| Selected extract |
- - - -

Compute a confidence interval from sample data
Question:
I have sample data which I would like to compute a confidence interval for, assuming a normal distribution.
I have found and installed the numpy and scipy packages and have gotten numpy to return a mean and standard deviation (numpy.mean(data) with data being a list). Any advice on getting a sample confidence interval would be much appreciated.
Answers:
Start with looking up the z-value for your desired confidence interval from a look-up table. The confidence interval is then mean +/- z*sigma, where sigma is the estimated standard deviation of your sample mean, given by sigma = s / sqrt(n), where s is the standard deviation computed from your sample data and n is your sample size.
import numpy as np
import scipy.stats
def mean_confidence_interval(data, confidence=0.95):
a = 1.0 * np.array(data)
n = len(a)
m, se = np.mean(a), scipy.stats.sem(a)
h = se * scipy.stats.t.ppf((1 + confidence) / 2., n-1)
return m, m-h, m+h
You can calculate like this.
Here a shortened version of shasan’s code, calculating the 95% confidence interval of the mean of array a:
import numpy as np, scipy.stats as st
st.t.interval(0.95, len(a)-1, loc=np.mean(a), scale=st.sem(a))
But using StatsModels’ tconfint_mean is arguably even nicer:
import statsmodels.stats.api as sms
sms.DescrStatsW(a).tconfint_mean()
The underlying assumptions for both are that the sample (array a) was drawn independently from a normal distribution with unknown standard deviation (see MathWorld or Wikipedia).
For large sample size n, the sample mean is normally distributed, and one can calculate its confidence interval using st.norm.interval() (as suggested in Jaime’s comment). But the above solutions are correct also for small n, where st.norm.interval() gives confidence intervals that are too narrow (i.e., “fake confidence”). See my answer to a similar question for more details (and one of Russ’s comments here).
Here an example where the correct options give (essentially) identical confidence intervals:
In [9]: a = range(10,14)
In [10]: mean_confidence_interval(a)
Out[10]: (11.5, 9.4457397432391215, 13.554260256760879)
In [11]: st.t.interval(0.95, len(a)-1, loc=np.mean(a), scale=st.sem(a))
Out[11]: (9.4457397432391215, 13.554260256760879)
In [12]: sms.DescrStatsW(a).tconfint_mean()
Out[12]: (9.4457397432391197, 13.55426025676088)
And finally, the incorrect result using st.norm.interval():
In [13]: st.norm.interval(0.95, loc=np.mean(a), scale=st.sem(a))
Out[13]: (10.23484868811834, 12.76515131188166)
Starting Python 3.8, the standard library provides the NormalDist object as part of the statistics module:
from statistics import NormalDist
def confidence_interval(data, confidence=0.95):
dist = NormalDist.from_samples(data)

- - - -

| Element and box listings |
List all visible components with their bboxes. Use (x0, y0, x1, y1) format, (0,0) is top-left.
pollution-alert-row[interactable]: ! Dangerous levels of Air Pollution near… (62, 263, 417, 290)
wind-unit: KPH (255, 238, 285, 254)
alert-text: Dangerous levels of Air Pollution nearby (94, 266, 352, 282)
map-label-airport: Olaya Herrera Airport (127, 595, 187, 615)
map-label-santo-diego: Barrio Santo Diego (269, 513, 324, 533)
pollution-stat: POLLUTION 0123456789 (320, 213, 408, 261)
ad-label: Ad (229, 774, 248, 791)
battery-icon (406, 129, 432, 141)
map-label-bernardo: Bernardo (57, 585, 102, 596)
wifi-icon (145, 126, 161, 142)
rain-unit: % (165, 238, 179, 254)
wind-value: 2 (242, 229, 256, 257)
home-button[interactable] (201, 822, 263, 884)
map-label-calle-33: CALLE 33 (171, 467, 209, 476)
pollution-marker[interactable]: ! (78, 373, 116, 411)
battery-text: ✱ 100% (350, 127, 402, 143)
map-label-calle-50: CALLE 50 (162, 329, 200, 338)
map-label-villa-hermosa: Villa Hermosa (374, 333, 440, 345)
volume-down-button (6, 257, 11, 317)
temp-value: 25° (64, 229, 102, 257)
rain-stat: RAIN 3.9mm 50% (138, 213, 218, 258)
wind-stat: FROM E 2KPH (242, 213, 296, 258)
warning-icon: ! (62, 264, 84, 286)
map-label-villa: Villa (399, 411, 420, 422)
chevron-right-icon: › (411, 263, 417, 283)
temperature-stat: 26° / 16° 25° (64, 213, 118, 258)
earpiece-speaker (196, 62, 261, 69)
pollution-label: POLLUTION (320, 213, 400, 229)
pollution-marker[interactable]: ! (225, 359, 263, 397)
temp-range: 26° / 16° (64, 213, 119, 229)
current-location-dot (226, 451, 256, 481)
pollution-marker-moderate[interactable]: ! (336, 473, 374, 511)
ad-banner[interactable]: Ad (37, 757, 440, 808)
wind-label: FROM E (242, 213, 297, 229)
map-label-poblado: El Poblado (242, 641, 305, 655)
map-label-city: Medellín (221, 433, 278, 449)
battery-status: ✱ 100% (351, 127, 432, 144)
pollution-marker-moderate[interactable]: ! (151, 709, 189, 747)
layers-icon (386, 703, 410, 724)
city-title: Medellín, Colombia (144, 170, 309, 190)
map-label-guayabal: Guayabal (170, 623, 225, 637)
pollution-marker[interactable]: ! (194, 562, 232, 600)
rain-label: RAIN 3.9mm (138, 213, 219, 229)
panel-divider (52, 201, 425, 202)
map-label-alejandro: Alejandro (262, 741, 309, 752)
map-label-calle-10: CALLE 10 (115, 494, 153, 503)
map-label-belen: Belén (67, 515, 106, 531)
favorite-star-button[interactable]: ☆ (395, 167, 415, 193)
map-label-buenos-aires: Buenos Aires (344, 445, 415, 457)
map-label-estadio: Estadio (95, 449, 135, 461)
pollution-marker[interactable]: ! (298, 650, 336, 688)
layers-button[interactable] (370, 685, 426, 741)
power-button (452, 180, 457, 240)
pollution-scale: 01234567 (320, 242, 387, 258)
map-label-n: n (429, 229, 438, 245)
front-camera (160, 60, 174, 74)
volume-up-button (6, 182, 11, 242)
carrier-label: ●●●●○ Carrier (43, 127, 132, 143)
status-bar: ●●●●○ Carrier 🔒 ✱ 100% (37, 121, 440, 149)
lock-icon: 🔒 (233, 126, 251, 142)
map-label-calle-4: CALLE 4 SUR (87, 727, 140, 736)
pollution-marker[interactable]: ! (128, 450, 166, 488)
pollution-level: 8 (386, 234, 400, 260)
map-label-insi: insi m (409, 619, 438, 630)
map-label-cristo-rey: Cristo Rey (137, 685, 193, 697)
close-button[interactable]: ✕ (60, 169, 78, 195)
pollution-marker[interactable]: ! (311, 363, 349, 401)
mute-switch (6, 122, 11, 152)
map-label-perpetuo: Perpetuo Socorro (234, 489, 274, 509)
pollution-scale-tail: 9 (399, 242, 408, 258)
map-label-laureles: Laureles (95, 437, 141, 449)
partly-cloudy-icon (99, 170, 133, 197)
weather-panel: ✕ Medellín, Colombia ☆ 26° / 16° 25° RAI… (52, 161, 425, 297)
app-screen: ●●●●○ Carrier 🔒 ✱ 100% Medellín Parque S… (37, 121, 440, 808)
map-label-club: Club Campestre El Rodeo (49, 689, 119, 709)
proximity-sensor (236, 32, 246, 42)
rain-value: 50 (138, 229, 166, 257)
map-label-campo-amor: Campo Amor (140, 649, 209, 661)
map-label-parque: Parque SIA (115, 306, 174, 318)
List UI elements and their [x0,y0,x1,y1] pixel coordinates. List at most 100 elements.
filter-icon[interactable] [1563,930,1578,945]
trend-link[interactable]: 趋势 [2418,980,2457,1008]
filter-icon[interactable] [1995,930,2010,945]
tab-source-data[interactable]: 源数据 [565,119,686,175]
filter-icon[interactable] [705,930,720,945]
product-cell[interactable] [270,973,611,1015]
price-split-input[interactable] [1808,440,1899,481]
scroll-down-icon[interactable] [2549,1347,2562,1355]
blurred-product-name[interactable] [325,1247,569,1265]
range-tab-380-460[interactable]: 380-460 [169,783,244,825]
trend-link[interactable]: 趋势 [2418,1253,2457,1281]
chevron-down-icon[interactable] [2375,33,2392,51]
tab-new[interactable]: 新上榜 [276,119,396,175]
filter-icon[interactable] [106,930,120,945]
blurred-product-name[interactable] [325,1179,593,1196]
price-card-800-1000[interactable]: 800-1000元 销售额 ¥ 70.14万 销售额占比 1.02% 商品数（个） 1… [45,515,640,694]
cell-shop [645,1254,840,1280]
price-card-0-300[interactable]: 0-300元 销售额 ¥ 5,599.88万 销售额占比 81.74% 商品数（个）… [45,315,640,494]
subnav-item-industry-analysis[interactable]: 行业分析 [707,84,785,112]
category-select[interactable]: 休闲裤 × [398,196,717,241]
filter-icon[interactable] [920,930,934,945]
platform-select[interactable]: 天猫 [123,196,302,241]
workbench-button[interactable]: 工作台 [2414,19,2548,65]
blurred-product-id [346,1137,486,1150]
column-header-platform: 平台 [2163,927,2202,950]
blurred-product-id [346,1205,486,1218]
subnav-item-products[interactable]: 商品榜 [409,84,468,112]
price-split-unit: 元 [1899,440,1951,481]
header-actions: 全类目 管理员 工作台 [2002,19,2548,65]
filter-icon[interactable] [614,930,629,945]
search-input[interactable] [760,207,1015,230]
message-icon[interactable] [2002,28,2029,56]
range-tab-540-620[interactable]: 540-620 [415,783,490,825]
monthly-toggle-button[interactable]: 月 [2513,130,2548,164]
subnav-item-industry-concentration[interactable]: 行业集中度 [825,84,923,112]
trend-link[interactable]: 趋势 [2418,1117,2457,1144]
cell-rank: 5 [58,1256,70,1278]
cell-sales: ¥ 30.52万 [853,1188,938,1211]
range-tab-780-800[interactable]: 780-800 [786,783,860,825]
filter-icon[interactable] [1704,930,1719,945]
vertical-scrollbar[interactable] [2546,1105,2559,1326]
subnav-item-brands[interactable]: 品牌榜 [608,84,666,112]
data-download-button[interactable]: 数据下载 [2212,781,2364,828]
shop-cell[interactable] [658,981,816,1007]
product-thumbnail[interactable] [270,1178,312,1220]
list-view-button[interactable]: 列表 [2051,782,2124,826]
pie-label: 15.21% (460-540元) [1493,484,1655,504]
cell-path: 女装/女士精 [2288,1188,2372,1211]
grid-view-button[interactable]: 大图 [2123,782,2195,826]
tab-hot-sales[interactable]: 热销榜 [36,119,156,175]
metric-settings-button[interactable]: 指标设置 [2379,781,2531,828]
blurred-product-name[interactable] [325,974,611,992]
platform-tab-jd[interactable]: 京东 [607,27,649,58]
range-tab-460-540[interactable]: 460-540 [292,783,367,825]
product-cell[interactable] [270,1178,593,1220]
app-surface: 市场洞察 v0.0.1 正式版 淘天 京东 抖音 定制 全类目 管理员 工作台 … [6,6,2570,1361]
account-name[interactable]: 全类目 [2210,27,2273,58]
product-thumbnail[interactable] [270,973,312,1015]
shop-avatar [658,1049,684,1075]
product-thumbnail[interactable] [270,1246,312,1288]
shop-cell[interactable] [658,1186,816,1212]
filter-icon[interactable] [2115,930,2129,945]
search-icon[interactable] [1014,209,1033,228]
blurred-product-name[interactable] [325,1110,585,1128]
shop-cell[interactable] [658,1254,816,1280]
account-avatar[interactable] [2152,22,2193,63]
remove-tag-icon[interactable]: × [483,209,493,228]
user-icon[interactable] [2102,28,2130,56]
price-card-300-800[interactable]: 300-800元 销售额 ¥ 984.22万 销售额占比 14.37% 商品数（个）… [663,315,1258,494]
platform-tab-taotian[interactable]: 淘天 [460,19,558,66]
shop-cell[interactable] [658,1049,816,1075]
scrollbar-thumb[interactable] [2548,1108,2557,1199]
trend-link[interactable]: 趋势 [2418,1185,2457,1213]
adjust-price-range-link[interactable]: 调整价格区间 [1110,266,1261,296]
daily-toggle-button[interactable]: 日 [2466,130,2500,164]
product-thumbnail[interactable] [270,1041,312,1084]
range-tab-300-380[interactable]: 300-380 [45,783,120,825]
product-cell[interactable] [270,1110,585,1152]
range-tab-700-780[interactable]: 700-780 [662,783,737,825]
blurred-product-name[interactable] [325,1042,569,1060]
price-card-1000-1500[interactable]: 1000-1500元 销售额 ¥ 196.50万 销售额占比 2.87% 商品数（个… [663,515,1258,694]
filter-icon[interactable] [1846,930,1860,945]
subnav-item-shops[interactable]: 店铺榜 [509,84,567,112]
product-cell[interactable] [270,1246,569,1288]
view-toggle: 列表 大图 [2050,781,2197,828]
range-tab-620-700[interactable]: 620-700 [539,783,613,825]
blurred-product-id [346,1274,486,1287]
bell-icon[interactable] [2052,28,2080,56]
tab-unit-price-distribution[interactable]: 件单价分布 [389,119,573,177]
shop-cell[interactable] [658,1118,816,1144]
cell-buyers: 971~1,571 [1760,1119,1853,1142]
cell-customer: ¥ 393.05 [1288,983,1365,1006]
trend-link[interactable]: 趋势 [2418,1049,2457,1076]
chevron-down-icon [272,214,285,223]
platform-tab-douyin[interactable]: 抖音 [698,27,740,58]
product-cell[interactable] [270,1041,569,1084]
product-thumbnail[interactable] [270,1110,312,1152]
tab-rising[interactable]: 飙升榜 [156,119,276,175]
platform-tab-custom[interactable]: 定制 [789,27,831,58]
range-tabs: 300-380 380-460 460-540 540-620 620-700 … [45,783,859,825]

- - - -

| Exercise A |
Copy out the entries from their first line down to the line containing "pollution-stat: POLLUTION 0123456789", including both of those lines.
| Exercise B |
Continue the thread on computing a confidence interval from sample data, picking up right after its last line.

| Task result A |
List all visible components with their bboxes. Use (x0, y0, x1, y1) format, (0,0) is top-left.
pollution-alert-row[interactable]: ! Dangerous levels of Air Pollution near… (62, 263, 417, 290)
wind-unit: KPH (255, 238, 285, 254)
alert-text: Dangerous levels of Air Pollution nearby (94, 266, 352, 282)
map-label-airport: Olaya Herrera Airport (127, 595, 187, 615)
map-label-santo-diego: Barrio Santo Diego (269, 513, 324, 533)
pollution-stat: POLLUTION 0123456789 (320, 213, 408, 261)

| Task result B |
z = NormalDist().inv_cdf((1 + confidence) / 2.)
h = dist.stdev * z / ((len(data) - 1) ** .5)
return dist.mean - h, dist.mean + h
This:
-
Creates a NormalDist object from the data sample (NormalDist.from_samples(data), which gives us access to the sample’s mean and standard deviation via NormalDist.mean and NormalDist.stdev.
-
Compute the Z-score based on the standard normal distribution (represented by NormalDist()) for the given confidence using the inverse of the cumulative distribution function (inv_cdf).
-
Produces the confidence interval based on the sample’s standard deviation and mean.
This assumes the sample size is big enough (let’s say more than ~100 points) in order to use the standard normal distribution rather than the student’s t distribution to compute the z value.
Regarding Ulrich’s answer – that is using the t-value. We use this when the true variance is unknown. This is when the only data you have is the sample data.
For bogatron’s answer, this involves z-tables. The z-tables are used when variance is already known and provided. Then you also have sample data. Sigma is not the estimated standard deviation of the sample mean. It is already known.
Let’s say variance is known and we want 95% confidence:
from scipy.stats import norm
alpha = 0.95
# Define our z
ci = alpha + (1-alpha)/2
#Lower Interval, where n is sample siz
c_lb = sample_mean - norm.ppf(ci)*((sigma/(n**0.5)))
c_ub = sample_mean + norm.ppf(ci)*((sigma/(n**0.5)))
With only sample data and an unknown variance (meaning that the variance will have to be calculated solely from sample data), Ulrich’s answer works perfectly. However, you probably would like to designate the confidence interval. If your data is a and you want a confidence interval of 0.95:
import statsmodels.stats.api as sms
conf = sms.DescrStatsW(a).tconfint_mean(alpha=0.05)
conf
Based on the original but with some concrete examples:
import numpy as np
def mean_confidence_interval(data, confidence: float = 0.95) -> tuple[float, np.ndarray]:
"""
Returns (tuple of) the mean and confidence interval for given data.
Data is a np.arrayable iterable.
ref:
- https://stackoverflow.com/a/15034143/1601580
- https://github.com/WangYueFt/rfs/blob/f8c837ba93c62dd0ac68a2f4019c619aa86b8421/eval/meta_eval.py#L19
"""
import scipy.stats
import numpy as np
a: np.ndarray = 1.0 * np.array(data)
n: int = len(a)
if n == 1:
import logging
logging.warning('The first dimension of your data is 1, perhaps you meant to transpose your data? or remove the'
'singleton dimension?')
m, se = a.mean(), scipy.stats.sem(a)
tp = scipy.stats.t.ppf((1 + confidence) / 2., n - 1)
h = se * tp
return m, h
def ci_test_float():
import numpy as np
# - one WRONG data set of size 1 by N
data = np.random.randn(1, 30) # gives an error becuase len sets n=1, so not this shape!
m, ci = mean_confidence_interval(data)
print('-- you should get a mean and a list of nan ci (since data is in wrong format, it thinks its 30 data sets of '
'length 1.')
print(m, ci)
# right data as N by 1
data = np.random.randn(30, 1)
m, ci = mean_confidence_interval(data)
print('-- gives a mean and a list of length 1 for a single CI (since it thinks you have a single dat aset)')
print(m, ci)
# multiple data sets (7) of size N (=30)
data = np.random.randn(30, 7)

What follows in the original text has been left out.